*PASSAGE SHOWN*
════════

Educational Equity Everyone Should Agree With

Educational equity is one of the most divisive topics imaginable.

Trying to guarantee equal outcomes for every student by readjusting advantages is guaranteed to only produce resentment. There’s simply no way to make such a system fair for everybody.

But that shouldn’t be a problem, because that’s just fake equity anyway.

What’s real equity? Equal access to educational opportunities and resources, of course.

“But not everyone has equal access to educational opportunities and resources,” comes the inevitable reply. “That’s the problem!”

But why doesn’t everyone have equal access to educational opportunities and resources?

We all know why: money. Educational opportunities and resources have typically required money and lots of it.

So am I saying there’s no solution for students living  in non-affluent areas?

No, I’m saying there’s an obvious solution. Make educational opportunities and resources so inexpensive that everyone can have access to them, regardless of where they happen to live.

Is this actually possible?

It most certainly is. Let me use the math method I created - You Teach You - to illustrate how it can be done:

  1. Harness the proven power of self-instruction. You Teach You uses self-explanatory visual examples, related practice problems, and instant detailed feedback to create mastery-based, self-paced math instruction that’s fully accessible to all - even students in areas with staffing shortages, large class sizes, and few or no expert teachers. This time-honored “see it, do it, check it” learning method also reduces the burden on existing teachers while freeing them up to provide more individualized support, and even functions as free teacher training, since self-explanatory for the students means self-explanatory for the teacher too. And it’s self-remediating too, eliminating much of the need for specially trained remedial personnel. And it requires exactly zero expensive PD.

  2. Require no technology. You Teach You is entirely book-based. The dramatic cost savings of such a no-tech approach - in terms of both the technology itself and infrastructure / maintenance - shouldn’t need to be stated.

  3. Price resources realistically. The entire You Teach You basic math book series can be purchased for under $100. Compare that to the costs of the curricula currently in use. 

  4. Rely on materials that are readily available everywhere. You Teach You requires only pencils and paper.

  5. Require no supplemental materials. The You Teach You series is self-contained, comprehensive, and complete. There are no extra materials - or costs - at all.

  6. Make materials reproducible. You Teach You is designed to be as inexpensively distributed as possible. A copier can be all it takes.

  7. Reduce assessment costs through built-in self-assessment. You Teach You’s self-checking feature reduces the need for excessive student testing, decreasing teacher workload and grading, and freeing up time and resources.

What’s left when math instruction is simplified this way? What’s eluded us for so long and what everyone should agree with: mathematical meritocracy. Every student gets a for-real and fair shot at getting ahead in math with this approach, with the only difference being how much hard work they’re willing to put in.

And what works for math can work for the rest of the curriculum too, with a little ingenuity.

So why has such a simple solution to educational equity eluded educators for so long?

════════

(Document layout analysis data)
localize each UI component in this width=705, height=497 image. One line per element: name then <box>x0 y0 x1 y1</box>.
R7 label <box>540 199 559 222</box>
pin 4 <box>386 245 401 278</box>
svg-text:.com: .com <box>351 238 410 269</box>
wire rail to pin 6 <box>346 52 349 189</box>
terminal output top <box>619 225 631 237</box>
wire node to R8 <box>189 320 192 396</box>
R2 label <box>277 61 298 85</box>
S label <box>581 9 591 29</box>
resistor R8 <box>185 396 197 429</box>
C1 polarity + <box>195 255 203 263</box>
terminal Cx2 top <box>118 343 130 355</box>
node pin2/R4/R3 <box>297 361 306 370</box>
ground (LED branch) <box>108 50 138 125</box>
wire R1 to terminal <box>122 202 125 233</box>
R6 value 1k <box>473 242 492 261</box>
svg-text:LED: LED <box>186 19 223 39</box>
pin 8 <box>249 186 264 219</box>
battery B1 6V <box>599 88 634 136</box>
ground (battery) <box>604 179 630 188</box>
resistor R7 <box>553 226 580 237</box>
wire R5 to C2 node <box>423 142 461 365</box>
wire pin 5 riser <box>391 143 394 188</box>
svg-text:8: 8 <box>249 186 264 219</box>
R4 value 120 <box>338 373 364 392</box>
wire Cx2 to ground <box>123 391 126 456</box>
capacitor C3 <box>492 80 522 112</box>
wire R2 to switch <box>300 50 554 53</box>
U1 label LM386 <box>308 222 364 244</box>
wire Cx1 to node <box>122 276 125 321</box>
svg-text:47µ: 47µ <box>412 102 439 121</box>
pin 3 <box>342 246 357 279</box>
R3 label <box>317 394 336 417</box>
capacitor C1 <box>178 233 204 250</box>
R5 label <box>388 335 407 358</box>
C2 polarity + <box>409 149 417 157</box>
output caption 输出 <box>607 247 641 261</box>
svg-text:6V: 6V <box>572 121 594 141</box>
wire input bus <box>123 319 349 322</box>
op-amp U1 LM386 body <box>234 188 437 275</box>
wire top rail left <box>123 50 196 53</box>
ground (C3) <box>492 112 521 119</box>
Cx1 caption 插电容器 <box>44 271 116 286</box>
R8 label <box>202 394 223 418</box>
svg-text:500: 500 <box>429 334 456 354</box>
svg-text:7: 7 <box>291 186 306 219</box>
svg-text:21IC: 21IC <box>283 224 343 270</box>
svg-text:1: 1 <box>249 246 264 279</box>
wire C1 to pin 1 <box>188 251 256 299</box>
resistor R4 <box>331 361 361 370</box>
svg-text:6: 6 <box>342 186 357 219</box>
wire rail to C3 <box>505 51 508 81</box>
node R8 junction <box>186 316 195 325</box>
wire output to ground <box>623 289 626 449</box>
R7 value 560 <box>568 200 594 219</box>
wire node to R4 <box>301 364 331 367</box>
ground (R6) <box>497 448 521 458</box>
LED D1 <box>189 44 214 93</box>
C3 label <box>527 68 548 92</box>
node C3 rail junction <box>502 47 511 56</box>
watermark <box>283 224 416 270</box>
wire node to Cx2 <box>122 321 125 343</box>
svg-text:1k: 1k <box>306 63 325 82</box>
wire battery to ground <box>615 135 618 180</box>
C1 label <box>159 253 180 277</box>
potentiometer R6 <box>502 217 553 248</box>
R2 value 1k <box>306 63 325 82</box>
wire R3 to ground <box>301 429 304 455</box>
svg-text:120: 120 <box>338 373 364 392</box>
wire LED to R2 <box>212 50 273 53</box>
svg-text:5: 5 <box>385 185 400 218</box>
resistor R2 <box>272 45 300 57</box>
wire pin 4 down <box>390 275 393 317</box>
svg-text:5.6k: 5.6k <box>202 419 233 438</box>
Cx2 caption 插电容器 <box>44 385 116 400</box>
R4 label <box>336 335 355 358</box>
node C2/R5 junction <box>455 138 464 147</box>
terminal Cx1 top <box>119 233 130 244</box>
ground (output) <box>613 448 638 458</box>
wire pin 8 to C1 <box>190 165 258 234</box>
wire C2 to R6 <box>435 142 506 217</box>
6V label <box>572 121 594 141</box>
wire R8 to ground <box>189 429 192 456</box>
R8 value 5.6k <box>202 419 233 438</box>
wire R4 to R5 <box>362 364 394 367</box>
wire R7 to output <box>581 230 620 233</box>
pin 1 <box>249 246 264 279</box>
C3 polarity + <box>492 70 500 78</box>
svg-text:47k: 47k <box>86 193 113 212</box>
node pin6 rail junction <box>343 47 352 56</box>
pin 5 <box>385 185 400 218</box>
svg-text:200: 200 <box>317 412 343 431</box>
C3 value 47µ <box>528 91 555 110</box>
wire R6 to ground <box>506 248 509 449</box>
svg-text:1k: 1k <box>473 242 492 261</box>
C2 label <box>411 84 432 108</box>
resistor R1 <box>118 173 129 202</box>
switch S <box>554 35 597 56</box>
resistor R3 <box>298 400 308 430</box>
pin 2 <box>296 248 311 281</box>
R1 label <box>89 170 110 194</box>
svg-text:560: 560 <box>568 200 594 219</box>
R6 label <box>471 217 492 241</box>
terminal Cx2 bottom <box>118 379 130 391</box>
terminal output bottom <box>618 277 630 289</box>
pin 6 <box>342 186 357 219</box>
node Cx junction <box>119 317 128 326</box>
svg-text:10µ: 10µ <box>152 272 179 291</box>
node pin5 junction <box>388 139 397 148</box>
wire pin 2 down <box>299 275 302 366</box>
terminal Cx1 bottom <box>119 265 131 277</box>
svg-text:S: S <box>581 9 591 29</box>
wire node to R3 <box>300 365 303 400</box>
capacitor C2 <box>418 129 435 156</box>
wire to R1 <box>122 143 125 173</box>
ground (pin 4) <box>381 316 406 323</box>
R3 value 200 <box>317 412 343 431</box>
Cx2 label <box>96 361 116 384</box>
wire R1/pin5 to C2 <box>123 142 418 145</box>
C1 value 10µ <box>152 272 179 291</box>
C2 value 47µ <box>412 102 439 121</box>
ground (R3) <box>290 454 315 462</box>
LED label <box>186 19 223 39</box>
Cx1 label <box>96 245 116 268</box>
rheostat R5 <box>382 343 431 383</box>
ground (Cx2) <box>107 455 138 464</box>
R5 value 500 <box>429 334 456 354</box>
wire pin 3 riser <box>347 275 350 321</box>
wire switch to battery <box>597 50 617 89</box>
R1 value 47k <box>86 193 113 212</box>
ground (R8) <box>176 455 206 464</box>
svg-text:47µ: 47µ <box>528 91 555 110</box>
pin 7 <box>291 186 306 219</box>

════════

*LIST OF TASKS*
[1] Answer these questions about the educational equity essay:
(a) What does the essay say has typically been required for educational opportunities and resources?
(b) For what price can the entire You Teach You basic math book series be purchased?
(c) What materials does You Teach You require?
[2] List the opening sentence of each numbered item in the educational equity essay.
[3] Reproduce the part of the educational equity essay between "We all know" and "happen to live.", inclusive.

*EXERCISE RESPONSES*
[1]
(a) Money, and lots of it.
(b) Under $100.
(c) Only pencils and paper.

[2]
1. Harness the proven power of self-instruction.
2. Require no technology.
3. Price resources realistically.
4. Rely on materials that are readily available everywhere.
5. Require no supplemental materials.
6. Make materials reproducible.
7. Reduce assessment costs through built-in self-assessment.

[3]
We all know why: money. Educational opportunities and resources have typically required money and lots of it.

So am I saying there’s no solution for students living  in non-affluent areas?

No, I’m saying there’s an obvious solution. Make educational opportunities and resources so inexpensive that everyone can have access to them, regardless of where they happen to live.